_What is being asked_: Every line that holds "Choices" should be shown.

_Entries supplied_:
________________________________________

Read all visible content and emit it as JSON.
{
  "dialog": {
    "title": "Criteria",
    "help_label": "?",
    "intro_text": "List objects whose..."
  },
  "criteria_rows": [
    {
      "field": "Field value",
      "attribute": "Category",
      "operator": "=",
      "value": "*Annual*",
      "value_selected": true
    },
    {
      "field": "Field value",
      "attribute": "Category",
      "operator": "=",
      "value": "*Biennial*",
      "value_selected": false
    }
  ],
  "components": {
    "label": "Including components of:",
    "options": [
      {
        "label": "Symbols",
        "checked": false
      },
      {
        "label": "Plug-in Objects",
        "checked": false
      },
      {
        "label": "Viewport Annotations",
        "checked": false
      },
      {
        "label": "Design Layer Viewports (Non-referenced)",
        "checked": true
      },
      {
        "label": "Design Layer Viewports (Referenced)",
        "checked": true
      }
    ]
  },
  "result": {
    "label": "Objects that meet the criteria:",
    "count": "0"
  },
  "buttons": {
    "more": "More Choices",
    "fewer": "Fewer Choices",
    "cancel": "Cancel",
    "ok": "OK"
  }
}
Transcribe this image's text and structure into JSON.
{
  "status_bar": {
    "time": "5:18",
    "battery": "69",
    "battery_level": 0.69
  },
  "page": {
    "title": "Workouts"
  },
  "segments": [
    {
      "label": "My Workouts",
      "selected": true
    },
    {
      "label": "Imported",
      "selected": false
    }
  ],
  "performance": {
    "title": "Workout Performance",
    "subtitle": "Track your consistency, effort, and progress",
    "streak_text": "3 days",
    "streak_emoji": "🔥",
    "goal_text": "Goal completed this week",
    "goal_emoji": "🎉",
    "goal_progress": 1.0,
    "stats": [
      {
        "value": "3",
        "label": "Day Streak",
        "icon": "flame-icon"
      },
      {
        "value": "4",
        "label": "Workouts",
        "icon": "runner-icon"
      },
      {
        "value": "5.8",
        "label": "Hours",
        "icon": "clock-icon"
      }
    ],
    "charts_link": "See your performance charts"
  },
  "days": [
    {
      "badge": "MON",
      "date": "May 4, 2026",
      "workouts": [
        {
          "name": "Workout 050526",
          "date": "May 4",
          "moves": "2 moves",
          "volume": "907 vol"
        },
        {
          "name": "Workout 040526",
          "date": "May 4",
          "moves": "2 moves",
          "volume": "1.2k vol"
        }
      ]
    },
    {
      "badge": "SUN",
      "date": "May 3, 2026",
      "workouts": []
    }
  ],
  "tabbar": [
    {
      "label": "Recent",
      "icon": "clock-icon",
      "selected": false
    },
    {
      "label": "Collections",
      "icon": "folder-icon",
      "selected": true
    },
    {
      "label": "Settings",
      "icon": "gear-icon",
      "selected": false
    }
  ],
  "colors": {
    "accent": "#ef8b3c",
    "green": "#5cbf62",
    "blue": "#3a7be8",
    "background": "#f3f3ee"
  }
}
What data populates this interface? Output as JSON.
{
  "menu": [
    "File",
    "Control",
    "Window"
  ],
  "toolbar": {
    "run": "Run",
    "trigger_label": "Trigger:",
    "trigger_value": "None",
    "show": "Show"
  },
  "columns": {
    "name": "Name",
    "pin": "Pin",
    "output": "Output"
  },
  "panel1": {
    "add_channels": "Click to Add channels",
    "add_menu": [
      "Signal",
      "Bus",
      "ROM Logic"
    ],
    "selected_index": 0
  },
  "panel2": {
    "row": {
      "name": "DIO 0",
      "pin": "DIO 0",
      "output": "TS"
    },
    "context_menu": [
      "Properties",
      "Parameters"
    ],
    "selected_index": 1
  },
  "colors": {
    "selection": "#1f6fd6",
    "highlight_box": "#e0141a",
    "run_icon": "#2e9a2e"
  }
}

________________________________________

_Written response_:
    "more": "More Choices",
    "fewer": "Fewer Choices",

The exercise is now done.